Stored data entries
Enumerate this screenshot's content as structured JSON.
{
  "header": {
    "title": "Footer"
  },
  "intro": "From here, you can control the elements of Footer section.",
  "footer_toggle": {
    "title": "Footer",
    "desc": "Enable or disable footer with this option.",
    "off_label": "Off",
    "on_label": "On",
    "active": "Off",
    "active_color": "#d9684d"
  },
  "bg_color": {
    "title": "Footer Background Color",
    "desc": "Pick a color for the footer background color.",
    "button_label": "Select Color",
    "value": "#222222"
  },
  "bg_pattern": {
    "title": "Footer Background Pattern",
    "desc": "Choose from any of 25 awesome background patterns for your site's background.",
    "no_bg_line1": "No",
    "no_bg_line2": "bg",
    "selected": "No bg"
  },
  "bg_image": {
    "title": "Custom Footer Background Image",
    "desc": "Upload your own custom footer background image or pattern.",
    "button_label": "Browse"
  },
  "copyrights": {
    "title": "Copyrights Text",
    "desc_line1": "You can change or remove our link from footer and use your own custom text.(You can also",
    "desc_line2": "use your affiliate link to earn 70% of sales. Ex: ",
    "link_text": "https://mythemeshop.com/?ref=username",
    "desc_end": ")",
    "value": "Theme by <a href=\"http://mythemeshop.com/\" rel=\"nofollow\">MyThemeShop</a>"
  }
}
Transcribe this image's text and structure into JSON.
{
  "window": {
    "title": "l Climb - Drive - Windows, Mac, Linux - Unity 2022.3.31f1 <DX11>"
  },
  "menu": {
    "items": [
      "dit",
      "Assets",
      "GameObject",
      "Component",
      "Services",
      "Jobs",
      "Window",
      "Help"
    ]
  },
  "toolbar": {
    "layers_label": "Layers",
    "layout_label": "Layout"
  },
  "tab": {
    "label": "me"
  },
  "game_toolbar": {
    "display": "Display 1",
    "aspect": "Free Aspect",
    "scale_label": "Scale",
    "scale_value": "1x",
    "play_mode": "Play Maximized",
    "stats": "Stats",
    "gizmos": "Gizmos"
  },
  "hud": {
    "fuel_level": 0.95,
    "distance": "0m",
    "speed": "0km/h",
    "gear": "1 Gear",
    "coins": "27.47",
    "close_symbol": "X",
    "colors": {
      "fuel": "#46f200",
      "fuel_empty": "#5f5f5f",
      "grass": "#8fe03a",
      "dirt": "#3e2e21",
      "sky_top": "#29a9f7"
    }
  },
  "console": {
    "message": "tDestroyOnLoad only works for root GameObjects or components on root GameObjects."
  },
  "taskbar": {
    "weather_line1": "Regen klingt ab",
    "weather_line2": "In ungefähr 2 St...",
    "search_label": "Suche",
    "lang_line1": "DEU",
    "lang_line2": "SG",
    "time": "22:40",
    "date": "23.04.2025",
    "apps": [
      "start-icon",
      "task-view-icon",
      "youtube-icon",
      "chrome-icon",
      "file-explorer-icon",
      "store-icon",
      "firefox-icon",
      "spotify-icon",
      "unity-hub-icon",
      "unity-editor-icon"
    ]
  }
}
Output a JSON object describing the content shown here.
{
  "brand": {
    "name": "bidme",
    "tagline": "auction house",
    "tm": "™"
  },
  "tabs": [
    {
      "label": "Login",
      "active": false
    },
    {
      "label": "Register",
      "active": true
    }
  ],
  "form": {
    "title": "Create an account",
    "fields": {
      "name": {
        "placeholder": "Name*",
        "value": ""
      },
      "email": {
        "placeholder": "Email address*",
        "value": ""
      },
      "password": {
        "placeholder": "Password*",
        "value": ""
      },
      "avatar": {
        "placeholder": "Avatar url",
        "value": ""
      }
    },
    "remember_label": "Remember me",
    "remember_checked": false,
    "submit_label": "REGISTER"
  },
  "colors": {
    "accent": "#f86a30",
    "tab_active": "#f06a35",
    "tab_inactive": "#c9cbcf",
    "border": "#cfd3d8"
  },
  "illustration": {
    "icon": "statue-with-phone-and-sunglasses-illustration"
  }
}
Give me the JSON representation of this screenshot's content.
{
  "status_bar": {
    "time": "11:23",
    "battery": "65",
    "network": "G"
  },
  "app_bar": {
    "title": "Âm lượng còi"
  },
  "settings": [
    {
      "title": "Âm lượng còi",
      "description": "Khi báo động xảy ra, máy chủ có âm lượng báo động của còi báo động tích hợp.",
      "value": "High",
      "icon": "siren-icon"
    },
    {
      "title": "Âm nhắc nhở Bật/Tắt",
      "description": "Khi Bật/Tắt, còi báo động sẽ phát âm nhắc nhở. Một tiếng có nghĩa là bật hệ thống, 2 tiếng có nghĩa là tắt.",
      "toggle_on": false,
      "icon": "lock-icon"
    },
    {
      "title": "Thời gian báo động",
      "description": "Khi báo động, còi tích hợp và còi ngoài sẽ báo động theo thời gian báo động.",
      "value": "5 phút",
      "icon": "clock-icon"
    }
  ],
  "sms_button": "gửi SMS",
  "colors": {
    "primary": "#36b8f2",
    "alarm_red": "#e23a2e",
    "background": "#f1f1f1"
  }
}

Exercise aim >> Identify all lines where the word "with" shows up. Copy them.

Response >>
    "desc": "Enable or disable footer with this option.",
    "icon": "statue-with-phone-and-sunglasses-illustration"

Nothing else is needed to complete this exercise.